### WORK TO COMPLETE
Retype the data below without altering anything.

Figure dataset records

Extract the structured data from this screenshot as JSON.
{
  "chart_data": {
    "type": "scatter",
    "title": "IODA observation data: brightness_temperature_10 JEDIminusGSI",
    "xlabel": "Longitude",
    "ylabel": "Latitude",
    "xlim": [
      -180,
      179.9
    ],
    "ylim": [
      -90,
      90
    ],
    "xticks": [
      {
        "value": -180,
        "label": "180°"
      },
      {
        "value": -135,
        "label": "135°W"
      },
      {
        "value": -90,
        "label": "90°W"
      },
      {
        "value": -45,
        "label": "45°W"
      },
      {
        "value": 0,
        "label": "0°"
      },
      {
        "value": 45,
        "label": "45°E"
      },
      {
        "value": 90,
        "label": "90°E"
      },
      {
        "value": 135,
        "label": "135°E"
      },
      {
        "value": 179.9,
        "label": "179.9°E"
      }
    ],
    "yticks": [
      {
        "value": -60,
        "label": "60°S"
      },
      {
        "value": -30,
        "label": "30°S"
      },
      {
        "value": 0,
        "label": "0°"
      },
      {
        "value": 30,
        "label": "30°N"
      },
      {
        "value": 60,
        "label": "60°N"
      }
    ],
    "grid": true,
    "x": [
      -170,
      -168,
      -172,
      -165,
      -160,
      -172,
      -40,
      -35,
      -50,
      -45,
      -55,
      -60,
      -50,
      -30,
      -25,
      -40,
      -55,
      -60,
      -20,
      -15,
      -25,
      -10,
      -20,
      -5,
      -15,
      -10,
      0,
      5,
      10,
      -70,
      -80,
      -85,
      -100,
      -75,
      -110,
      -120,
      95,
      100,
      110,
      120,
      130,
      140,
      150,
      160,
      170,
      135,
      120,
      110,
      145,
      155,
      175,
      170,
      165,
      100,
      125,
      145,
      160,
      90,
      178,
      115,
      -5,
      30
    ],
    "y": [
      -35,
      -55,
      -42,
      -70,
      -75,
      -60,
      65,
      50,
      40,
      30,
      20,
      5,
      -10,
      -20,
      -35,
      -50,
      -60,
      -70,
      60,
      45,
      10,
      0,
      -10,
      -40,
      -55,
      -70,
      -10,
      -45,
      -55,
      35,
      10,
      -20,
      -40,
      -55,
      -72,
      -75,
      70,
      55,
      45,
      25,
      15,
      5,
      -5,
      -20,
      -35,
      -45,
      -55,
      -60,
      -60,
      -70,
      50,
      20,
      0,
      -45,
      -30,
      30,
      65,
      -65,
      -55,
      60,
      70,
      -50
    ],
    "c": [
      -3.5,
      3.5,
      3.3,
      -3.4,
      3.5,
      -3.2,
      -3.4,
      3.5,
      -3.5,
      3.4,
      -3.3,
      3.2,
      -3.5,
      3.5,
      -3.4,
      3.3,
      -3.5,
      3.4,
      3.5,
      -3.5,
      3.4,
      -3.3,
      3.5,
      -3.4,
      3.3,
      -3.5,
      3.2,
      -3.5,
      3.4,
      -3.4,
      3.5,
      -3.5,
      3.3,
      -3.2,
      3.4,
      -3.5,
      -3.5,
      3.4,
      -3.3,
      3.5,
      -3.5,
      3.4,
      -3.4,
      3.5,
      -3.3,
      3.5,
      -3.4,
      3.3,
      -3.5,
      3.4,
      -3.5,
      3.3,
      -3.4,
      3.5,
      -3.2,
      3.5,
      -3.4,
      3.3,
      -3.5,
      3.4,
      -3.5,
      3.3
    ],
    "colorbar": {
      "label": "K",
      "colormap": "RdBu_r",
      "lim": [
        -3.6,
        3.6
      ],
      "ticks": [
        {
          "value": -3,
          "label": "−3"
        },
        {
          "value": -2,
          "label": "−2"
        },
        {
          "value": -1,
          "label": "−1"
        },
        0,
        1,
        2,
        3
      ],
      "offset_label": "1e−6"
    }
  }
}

### REPLY TO THE TASK
Extract the structured data from this screenshot as JSON.
{
  "chart_data": {
    "type": "scatter",
    "title": "IODA observation data: brightness_temperature_10 JEDIminusGSI",
    "xlabel": "Longitude",
    "ylabel": "Latitude",
    "xlim": [
      -180,
      179.9
    ],
    "ylim": [
      -90,
      90
    ],
    "xticks": [
      {
        "value": -180,
        "label": "180°"
      },
      {
        "value": -135,
        "label": "135°W"
      },
      {
        "value": -90,
        "label": "90°W"
      },
      {
        "value": -45,
        "label": "45°W"
      },
      {
        "value": 0,
        "label": "0°"
      },
      {
        "value": 45,
        "label": "45°E"
      },
      {
        "value": 90,
        "label": "90°E"
      },
      {
        "value": 135,
        "label": "135°E"
      },
      {
        "value": 179.9,
        "label": "179.9°E"
      }
    ],
    "yticks": [
      {
        "value": -60,
        "label": "60°S"
      },
      {
        "value": -30,
        "label": "30°S"
      },
      {
        "value": 0,
        "label": "0°"
      },
      {
        "value": 30,
        "label": "30°N"
      },
      {
        "value": 60,
        "label": "60°N"
      }
    ],
    "grid": true,
    "x": [
      -170,
      -168,
      -172,
      -165,
      -160,
      -172,
      -40,
      -35,
      -50,
      -45,
      -55,
      -60,
      -50,
      -30,
      -25,
      -40,
      -55,
      -60,
      -20,
      -15,
      -25,
      -10,
      -20,
      -5,
      -15,
      -10,
      0,
      5,
      10,
      -70,
      -80,
      -85,
      -100,
      -75,
      -110,
      -120,
      95,
      100,
      110,
      120,
      130,
      140,
      150,
      160,
      170,
      135,
      120,
      110,
      145,
      155,
      175,
      170,
      165,
      100,
      125,
      145,
      160,
      90,
      178,
      115,
      -5,
      30
    ],
    "y": [
      -35,
      -55,
      -42,
      -70,
      -75,
      -60,
      65,
      50,
      40,
      30,
      20,
      5,
      -10,
      -20,
      -35,
      -50,
      -60,
      -70,
      60,
      45,
      10,
      0,
      -10,
      -40,
      -55,
      -70,
      -10,
      -45,
      -55,
      35,
      10,
      -20,
      -40,
      -55,
      -72,
      -75,
      70,
      55,
      45,
      25,
      15,
      5,
      -5,
      -20,
      -35,
      -45,
      -55,
      -60,
      -60,
      -70,
      50,
      20,
      0,
      -45,
      -30,
      30,
      65,
      -65,
      -55,
      60,
      70,
      -50
    ],
    "c": [
      -3.5,
      3.5,
      3.3,
      -3.4,
      3.5,
      -3.2,
      -3.4,
      3.5,
      -3.5,
      3.4,
      -3.3,
      3.2,
      -3.5,
      3.5,
      -3.4,
      3.3,
      -3.5,
      3.4,
      3.5,
      -3.5,
      3.4,
      -3.3,
      3.5,
      -3.4,
      3.3,
      -3.5,
      3.2,
      -3.5,
      3.4,
      -3.4,
      3.5,
      -3.5,
      3.3,
      -3.2,
      3.4,
      -3.5,
      -3.5,
      3.4,
      -3.3,
      3.5,
      -3.5,
      3.4,
      -3.4,
      3.5,
      -3.3,
      3.5,
      -3.4,
      3.3,
      -3.5,
      3.4,
      -3.5,
      3.3,
      -3.4,
      3.5,
      -3.2,
      3.5,
      -3.4,
      3.3,
      -3.5,
      3.4,
      -3.5,
      3.3
    ],
    "colorbar": {
      "label": "K",
      "colormap": "RdBu_r",
      "lim": [
        -3.6,
        3.6
      ],
      "ticks": [
        {
          "value": -3,
          "label": "−3"
        },
        {
          "value": -2,
          "label": "−2"
        },
        {
          "value": -1,
          "label": "−1"
        },
        0,
        1,
        2,
        3
      ],
      "offset_label": "1e−6"
    }
  }
}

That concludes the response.